— start Document extract —

Marshal Greenblatt, left, vice president of Marlin Steel Wire, gives a tour of the manufacturing company to Treasury Secretary Timothy Geithner.
Marshal Greenblatt, left, vice president of Marlin Steel Wire, gives a tour of the manufacturing company to Treasury Secretary Timothy Geithner. (Algerina Perna, Baltimore Sun)
There were few laugh lines in U.S. Treasury Secretary Timothy Geithner's Thursday morning address to Baltimore's business community.
But one of the biggest resulted from a bizarre off-script non sequitur Geithner made early in his speech.
Setting: Fourth-floor conference room at the Marriott Waterfront Hotel in Harbor East.
Three hundred of Baltimore's most influential business and political leaders are seated at round, white-clothed tables.
The tables are filled with plates, which are laden with food from a breakfast buffet.
The Hon. Stephanie Rawlings-Blake, Baltimore's mayor, is seated directly in front of the lectern.

— end Document extract —
— start Provided records —

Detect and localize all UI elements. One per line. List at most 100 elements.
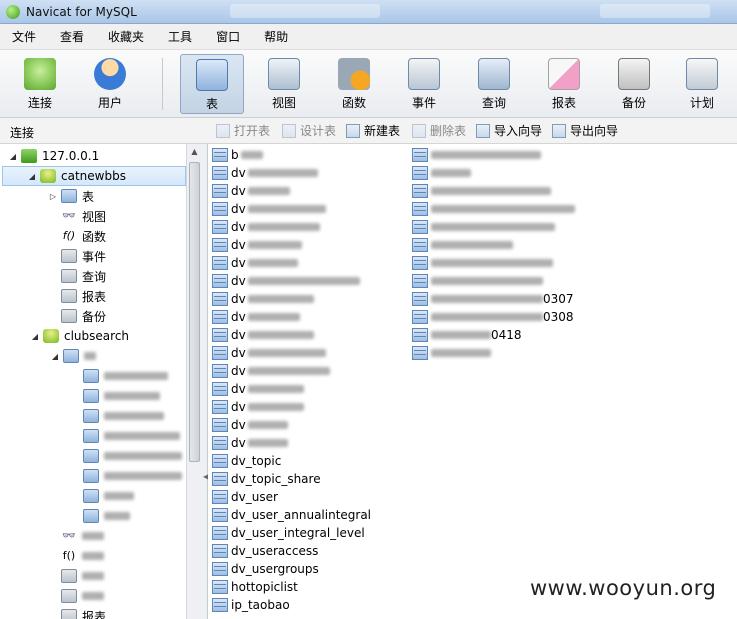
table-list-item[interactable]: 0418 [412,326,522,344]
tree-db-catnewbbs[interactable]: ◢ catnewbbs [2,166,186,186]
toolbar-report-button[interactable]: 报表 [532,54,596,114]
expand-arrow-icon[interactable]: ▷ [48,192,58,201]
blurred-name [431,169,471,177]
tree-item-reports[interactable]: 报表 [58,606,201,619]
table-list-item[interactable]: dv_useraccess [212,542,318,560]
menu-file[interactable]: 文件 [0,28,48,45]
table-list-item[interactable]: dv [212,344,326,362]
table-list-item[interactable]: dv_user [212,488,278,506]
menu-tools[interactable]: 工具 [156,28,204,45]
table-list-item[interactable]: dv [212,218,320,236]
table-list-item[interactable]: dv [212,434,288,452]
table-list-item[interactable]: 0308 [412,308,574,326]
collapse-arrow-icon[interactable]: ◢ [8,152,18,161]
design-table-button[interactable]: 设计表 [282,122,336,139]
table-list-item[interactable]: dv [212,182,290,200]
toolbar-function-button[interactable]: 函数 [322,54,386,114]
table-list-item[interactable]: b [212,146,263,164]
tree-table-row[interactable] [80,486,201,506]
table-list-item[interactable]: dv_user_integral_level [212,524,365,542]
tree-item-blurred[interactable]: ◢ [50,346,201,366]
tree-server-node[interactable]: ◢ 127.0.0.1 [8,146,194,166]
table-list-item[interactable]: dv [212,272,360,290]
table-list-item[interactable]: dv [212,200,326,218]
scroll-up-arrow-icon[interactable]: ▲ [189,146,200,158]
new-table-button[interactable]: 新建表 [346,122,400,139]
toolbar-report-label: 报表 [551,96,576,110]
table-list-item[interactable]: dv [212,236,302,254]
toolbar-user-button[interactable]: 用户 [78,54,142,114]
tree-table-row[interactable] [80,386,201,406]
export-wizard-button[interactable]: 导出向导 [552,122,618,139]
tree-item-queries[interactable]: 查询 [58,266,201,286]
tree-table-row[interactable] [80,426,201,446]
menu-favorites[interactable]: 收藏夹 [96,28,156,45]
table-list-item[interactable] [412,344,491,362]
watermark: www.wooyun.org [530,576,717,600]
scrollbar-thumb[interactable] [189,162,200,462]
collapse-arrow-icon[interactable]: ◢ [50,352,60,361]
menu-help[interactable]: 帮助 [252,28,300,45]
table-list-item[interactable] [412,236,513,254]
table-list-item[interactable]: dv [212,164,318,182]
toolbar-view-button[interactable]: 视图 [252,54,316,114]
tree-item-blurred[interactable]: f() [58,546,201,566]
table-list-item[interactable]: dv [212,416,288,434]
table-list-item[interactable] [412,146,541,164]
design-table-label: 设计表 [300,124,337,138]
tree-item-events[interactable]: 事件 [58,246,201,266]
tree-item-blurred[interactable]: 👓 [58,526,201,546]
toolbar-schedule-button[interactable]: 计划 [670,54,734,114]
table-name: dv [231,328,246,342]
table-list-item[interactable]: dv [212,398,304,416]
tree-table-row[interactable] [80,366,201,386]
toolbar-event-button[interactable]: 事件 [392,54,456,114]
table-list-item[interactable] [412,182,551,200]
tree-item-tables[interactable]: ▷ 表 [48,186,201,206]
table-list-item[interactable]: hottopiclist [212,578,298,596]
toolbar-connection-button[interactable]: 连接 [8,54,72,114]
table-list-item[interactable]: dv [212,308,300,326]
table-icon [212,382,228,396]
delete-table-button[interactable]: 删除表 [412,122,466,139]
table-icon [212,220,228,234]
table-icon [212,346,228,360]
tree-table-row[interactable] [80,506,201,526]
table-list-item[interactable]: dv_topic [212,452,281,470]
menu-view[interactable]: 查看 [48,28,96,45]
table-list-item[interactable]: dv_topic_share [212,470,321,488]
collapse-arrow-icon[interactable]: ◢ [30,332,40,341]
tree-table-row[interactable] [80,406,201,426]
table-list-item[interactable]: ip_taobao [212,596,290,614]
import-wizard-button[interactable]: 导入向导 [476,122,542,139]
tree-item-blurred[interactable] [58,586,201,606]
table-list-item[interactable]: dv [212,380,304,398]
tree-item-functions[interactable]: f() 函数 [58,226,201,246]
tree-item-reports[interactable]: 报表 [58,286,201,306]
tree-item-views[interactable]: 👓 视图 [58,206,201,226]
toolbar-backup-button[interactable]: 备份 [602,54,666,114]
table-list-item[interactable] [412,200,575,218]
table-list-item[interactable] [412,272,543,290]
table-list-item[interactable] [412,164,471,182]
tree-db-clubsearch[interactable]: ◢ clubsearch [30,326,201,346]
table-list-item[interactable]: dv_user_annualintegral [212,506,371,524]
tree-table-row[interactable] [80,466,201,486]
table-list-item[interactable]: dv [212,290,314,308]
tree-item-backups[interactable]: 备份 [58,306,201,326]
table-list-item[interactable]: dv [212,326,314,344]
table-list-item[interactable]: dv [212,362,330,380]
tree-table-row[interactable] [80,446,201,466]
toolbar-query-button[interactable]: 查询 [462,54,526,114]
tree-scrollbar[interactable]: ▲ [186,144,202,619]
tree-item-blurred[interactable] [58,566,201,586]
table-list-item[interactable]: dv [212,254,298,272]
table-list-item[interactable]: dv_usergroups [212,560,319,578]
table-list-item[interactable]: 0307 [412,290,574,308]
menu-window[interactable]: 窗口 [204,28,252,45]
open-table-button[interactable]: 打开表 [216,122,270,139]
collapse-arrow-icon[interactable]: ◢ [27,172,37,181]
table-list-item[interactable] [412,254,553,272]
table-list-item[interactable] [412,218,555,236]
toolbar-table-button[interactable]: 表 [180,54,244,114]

— end Provided records —
— start Provided records —

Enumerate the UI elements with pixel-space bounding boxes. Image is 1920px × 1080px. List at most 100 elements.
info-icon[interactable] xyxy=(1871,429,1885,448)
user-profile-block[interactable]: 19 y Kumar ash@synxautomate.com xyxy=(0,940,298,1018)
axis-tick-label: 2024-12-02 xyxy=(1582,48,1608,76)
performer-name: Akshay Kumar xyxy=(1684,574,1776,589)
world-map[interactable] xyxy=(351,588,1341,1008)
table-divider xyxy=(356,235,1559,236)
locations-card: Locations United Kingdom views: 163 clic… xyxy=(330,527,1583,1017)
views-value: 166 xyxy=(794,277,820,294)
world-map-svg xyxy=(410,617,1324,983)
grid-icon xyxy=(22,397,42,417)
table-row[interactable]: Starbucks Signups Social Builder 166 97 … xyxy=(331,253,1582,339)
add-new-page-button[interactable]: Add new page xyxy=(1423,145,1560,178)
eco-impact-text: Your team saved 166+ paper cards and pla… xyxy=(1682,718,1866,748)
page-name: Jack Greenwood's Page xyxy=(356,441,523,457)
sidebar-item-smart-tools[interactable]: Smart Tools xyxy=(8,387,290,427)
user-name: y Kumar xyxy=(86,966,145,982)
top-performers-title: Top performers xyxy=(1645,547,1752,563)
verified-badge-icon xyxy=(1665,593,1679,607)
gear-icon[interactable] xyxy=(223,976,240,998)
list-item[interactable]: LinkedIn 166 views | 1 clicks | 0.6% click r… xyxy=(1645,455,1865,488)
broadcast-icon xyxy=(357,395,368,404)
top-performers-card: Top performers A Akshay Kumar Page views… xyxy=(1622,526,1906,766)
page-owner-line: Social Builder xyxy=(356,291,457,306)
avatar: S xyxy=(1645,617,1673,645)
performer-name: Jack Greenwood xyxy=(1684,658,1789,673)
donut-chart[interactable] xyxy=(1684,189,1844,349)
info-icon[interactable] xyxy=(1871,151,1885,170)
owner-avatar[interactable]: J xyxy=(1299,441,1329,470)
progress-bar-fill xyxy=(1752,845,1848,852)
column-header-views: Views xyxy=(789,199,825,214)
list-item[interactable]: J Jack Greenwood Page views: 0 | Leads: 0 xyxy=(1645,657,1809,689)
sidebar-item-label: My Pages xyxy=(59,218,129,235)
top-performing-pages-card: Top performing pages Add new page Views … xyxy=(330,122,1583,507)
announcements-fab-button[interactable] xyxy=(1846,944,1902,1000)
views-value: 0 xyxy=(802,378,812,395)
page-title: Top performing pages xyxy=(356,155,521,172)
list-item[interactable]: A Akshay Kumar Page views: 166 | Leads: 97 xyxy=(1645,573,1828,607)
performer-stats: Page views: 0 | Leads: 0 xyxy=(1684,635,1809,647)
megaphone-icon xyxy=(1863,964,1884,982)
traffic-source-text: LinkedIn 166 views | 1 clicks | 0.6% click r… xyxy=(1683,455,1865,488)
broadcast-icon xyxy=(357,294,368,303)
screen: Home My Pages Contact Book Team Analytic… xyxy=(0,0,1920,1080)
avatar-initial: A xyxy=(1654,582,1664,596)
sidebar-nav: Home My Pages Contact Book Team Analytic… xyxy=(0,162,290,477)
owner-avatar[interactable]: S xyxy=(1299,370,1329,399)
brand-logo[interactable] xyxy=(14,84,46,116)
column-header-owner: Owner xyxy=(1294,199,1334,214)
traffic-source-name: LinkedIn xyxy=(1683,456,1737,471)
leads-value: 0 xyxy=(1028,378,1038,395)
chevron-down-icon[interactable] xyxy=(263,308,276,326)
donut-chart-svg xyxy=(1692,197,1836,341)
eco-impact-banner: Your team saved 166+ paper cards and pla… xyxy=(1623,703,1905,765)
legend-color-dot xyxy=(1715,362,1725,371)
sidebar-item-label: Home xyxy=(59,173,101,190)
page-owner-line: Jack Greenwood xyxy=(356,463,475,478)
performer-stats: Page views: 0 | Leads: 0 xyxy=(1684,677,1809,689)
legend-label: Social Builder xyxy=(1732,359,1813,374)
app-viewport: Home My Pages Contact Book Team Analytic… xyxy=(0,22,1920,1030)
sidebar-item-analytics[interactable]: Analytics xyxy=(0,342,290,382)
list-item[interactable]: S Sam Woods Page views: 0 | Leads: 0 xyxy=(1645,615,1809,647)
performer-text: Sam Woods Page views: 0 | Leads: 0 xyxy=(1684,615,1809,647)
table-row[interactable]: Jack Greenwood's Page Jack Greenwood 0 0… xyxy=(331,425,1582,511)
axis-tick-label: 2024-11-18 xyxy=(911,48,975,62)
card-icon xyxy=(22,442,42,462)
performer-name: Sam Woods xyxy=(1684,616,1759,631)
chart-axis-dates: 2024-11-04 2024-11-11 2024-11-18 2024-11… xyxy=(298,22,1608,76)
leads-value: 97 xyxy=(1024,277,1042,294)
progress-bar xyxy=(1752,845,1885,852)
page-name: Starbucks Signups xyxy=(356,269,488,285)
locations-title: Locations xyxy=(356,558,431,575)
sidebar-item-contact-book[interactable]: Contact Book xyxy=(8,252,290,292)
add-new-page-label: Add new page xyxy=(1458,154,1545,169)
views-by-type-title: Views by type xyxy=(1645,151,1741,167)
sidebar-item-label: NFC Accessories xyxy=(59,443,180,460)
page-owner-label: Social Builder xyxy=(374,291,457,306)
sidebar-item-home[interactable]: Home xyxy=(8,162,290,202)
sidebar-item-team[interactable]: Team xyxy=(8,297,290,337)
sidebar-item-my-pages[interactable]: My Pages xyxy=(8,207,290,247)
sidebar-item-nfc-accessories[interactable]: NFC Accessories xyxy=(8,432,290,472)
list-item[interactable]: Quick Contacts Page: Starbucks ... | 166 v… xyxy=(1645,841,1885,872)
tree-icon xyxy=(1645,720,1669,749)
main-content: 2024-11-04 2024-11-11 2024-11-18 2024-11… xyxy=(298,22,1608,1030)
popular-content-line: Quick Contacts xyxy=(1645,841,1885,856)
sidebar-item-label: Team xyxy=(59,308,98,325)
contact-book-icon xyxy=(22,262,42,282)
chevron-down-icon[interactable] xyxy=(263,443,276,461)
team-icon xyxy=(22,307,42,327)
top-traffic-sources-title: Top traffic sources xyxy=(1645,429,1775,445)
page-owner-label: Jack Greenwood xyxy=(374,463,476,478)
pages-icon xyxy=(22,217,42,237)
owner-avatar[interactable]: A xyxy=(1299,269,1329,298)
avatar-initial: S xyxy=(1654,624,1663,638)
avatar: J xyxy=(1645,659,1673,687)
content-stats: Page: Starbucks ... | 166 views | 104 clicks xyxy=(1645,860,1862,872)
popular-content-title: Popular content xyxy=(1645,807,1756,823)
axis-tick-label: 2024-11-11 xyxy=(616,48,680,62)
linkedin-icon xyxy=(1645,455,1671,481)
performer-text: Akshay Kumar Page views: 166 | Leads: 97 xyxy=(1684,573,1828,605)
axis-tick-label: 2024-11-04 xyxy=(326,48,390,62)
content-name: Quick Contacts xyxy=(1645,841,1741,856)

— end Provided records —

▶ [Task details] Pick up the article on Timothy Geithner's Baltimore breakfast speech after its final sentence and carry it forward.

▶ [Reply to the exercise]
Don Fry, the head of the Greater Baltimore Committee, concludes a brief introduction. Fry relinquishes the mic to Geithner, who begins to speak to the silent crowd.
Geithner:
“Thanks, Don. Nice to see you all here. Should be a good breakfast. You look carefully at the mayor over there she’s got a nice plate of bacon and two big cups of coffee."
Undeserved laughter erupts. Beat.
Geithner:
"But I admire what she’s doing for the city and, again, it’s nice to see you all here.”
Geithner begins talking about economic policy.
End scene.
This wasn't the first time Rawlings-Blake's porcine proclivities have been publicly acknowledged.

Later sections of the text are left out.